Kaynak metin »
★ ★ ★
21 Ağustos 2017 Pazartesi

Sömürge savaşlarına hoş geldiniz! - ERGİN YILDIZOĞLU

Sömürge paylaşım savaşları Afrika’da başladı. En azından sinema sahnesinde... Çocukluğumda, sömürge paylaşım savaşlarının filmleriyle büyüdüm. Amerikalı ya da İngiliz, ender de olsa Fransız ordularından özel timler, lejyonerler vardı, bunlar iyiyi, uygar olanı, özgürlüğü temsil ediyordu. Bunların karşısında, kiralık askerler, bazı yabancı (SSCB ya da ÇHC) güçlerin desteklediği fanatik yerli savaşçılar (dinci ya da milliyetçi- aslında isyancılar) ya da doğrudan, bu iki Batı karşıtı devlettin o bölgedeki komplolarının ajanları vardı. Bunlar da kötüleri, “ilerleme”, “özgürlük” karşıtı olanları...
Sonra, Çin-ABD yakınlaşması, SSCB ile detant (yumuşama) başladı konu da uluslararası suç örgütlerine, ya da SSCB’den, ÇHC’den kimi yumuşamayı hazmedemeyen fanatik generallerin, III. Dünya Savaşı çıkarma çabalarına kaydı. Benim izleyebildiğim kadarıyla da yakın zamana kadar bu tarzla devam etti. 


Çin’de vizyona çıktıktan sonra ilk 11 günde 470 milyon dolar hasılat yaparak tarihi gişe rekorları kıran, yakında Londra’da vizyona girecek olan Çin yapımı “Kurt Savaşçı 2” başlıklı film, benim büyürken izlediğim sömürge paylaşım savaşlarını anımsatıyor. Ben filmi henüz izlemedim. Ancak BBC ve Financial Times’da film üzerine yayımlanan yorumlardan ortada ilginç bir şeyin olduğunu anlayıp, hem “Kurt Savaşçı”yı (I) izledim, hem de ne kadar tanıtma yazısı bulabilirsem okudum. 



Kim Çin’e bulaşırsa...
★ ★ ★
Veri kümesi kesiti »

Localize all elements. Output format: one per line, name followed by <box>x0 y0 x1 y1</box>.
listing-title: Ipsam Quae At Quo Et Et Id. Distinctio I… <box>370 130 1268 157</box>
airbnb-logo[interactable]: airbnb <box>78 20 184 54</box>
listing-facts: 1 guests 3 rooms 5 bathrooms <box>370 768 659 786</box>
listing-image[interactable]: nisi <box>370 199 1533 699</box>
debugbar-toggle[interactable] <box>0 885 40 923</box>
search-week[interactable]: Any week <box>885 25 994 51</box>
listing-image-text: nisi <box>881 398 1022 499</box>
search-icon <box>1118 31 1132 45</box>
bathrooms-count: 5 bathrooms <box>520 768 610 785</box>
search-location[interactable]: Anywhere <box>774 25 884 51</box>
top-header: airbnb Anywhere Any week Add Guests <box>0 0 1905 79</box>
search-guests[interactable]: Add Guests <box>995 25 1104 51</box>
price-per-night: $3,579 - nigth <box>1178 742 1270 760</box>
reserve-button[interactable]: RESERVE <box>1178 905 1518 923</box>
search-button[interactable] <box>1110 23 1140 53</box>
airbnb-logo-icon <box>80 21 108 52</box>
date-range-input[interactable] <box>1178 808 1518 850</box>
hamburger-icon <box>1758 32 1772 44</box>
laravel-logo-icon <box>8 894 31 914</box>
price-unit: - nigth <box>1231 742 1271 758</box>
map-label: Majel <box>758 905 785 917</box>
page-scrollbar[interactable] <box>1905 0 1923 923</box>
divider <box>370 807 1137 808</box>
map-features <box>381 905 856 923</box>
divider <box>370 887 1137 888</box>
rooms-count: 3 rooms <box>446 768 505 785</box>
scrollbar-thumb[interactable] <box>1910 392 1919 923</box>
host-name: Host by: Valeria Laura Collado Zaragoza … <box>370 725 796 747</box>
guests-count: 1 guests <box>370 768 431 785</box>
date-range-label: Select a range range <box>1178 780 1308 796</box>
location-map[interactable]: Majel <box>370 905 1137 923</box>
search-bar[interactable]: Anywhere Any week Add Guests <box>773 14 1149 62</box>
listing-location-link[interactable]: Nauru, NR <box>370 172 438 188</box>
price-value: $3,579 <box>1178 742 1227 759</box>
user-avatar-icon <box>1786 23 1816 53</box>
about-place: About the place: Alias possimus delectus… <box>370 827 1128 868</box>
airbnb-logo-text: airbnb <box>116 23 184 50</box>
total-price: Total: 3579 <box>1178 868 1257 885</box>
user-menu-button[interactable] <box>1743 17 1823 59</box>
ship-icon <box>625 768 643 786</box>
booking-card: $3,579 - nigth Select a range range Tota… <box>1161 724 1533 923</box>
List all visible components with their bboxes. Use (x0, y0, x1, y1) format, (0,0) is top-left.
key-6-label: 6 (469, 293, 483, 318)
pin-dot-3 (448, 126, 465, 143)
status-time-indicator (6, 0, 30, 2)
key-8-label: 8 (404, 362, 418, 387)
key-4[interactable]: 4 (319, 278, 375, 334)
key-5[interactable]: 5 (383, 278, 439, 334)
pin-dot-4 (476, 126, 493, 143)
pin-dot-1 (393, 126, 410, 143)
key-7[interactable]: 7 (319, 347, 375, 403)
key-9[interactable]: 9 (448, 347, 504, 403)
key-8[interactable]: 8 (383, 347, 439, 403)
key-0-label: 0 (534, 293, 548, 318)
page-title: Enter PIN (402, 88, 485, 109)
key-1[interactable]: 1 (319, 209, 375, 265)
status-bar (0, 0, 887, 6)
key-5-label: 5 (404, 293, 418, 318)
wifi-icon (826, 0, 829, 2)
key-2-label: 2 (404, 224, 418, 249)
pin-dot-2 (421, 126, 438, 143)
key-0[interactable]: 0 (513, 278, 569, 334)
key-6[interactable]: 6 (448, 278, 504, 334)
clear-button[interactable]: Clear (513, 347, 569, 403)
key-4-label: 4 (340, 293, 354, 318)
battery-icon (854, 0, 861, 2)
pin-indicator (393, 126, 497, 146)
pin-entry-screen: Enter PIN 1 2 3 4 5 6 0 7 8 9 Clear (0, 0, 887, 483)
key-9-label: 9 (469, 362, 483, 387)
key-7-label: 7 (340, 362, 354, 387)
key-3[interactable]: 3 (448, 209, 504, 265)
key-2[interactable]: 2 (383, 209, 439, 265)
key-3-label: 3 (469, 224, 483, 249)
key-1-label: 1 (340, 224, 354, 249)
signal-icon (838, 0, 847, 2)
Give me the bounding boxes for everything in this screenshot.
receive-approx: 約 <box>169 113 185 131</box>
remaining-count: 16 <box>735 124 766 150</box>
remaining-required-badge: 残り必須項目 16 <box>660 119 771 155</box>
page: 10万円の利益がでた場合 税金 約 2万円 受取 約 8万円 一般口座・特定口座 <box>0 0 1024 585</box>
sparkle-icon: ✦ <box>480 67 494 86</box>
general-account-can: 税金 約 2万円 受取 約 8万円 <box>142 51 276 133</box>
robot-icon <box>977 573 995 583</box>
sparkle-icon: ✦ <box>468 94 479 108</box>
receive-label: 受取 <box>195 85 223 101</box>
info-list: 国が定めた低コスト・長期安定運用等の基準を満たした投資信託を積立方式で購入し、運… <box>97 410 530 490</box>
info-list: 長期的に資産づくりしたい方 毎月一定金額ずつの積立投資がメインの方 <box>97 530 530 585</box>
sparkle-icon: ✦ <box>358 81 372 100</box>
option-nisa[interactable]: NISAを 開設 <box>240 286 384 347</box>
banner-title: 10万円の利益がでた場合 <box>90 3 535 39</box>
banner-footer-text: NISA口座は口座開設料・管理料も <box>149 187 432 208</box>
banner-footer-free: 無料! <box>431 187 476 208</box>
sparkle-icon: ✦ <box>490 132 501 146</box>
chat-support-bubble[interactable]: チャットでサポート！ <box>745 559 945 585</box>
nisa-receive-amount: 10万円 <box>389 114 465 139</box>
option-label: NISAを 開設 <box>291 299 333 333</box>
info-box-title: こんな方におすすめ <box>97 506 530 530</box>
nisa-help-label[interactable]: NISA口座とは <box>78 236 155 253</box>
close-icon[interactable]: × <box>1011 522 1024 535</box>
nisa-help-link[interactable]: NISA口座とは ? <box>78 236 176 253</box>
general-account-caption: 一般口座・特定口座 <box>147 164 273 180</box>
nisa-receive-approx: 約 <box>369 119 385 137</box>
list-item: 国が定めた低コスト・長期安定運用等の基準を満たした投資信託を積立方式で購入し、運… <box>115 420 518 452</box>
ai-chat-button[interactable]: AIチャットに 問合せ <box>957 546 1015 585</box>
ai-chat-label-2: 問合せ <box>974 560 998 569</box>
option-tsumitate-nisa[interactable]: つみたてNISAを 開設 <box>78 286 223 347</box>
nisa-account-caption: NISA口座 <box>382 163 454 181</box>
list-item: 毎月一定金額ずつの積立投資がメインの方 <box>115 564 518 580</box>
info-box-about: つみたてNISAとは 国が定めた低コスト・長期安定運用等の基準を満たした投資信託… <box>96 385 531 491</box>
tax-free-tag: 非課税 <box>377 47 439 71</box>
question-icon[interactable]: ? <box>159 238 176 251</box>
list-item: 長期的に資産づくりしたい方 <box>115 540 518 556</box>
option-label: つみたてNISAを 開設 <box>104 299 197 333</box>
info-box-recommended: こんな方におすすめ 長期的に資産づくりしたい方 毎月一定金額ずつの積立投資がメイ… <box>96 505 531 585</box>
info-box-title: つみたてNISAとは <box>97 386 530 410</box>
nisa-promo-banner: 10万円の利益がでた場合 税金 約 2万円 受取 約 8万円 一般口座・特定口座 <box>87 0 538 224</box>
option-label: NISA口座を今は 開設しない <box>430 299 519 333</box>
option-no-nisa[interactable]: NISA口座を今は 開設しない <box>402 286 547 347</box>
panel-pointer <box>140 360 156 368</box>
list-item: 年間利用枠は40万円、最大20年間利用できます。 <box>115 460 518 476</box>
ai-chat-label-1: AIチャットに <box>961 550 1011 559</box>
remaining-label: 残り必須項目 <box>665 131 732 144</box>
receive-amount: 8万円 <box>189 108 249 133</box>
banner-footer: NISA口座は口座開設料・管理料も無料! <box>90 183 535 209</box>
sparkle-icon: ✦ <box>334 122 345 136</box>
★ ★ ★
Yönerge »
Sömürge savaşı filmleri ve "Kurt Savaşçı 2" üzerine olan yazıyı kaldığı yerden alıp sürdürün. Bu satırlar alıştırma için gerekli değil.

Alıştırma yanıtı »
Kurt Savaşçı 2”nin alt başlığı, (whoever offends China will be haunted) biraz abartılarak, janra uygun bir dille, “Çin’e bulaşan belasını bulur” biçiminde çevrilebilir. İlk filmde de benzer bir tema vardı. İlk filmde kahramanımız (müthiş bir keskin nişancı, otoriteye karşı inisiyatif gösterebilen, içkiye dayanıklı, çapkın biri) Çin topraklarına giren (işgal senaryosu), Afganistan-Irak deneyimli, Amerikalı kiralık askerlere karşı savaşıyor. Kiralık askerlerin patronu, salt Çinlileri etkileyecek (ırksal özgünlük fikri) bir genetik kimyasal silahı Çin’in düşmanlarına satmaya çalışıyor.
Film boyunca, ABD filmlerindekini aratmayan bir komuta merkezinden dev ekranlar, holografik haritalar ve harekât masaları, savaş alanını sürekli gerçek zamanda izleyen İHA’lar, uydular ile yönetilen Çin özel kuvvetlerinin, “sibernetik ağlara” bağlı savaş taktiklerini - gerekirse yağmur bile yağdırabiliyorlar- izliyoruz. Kötüler kendi aralarında konuşurken, ne zaman biri Çin’in askeri kapasitesini sorgulasa, patron, “sakın ha azımsamayın” diye uyarıyor. “Kahramanımızla”, kötü adamların lideri arasında “Neden vatan için savaşıyorsun boşuna, bak ben para için savaşıyorum” gibisinden bir diyalog bile var filmde.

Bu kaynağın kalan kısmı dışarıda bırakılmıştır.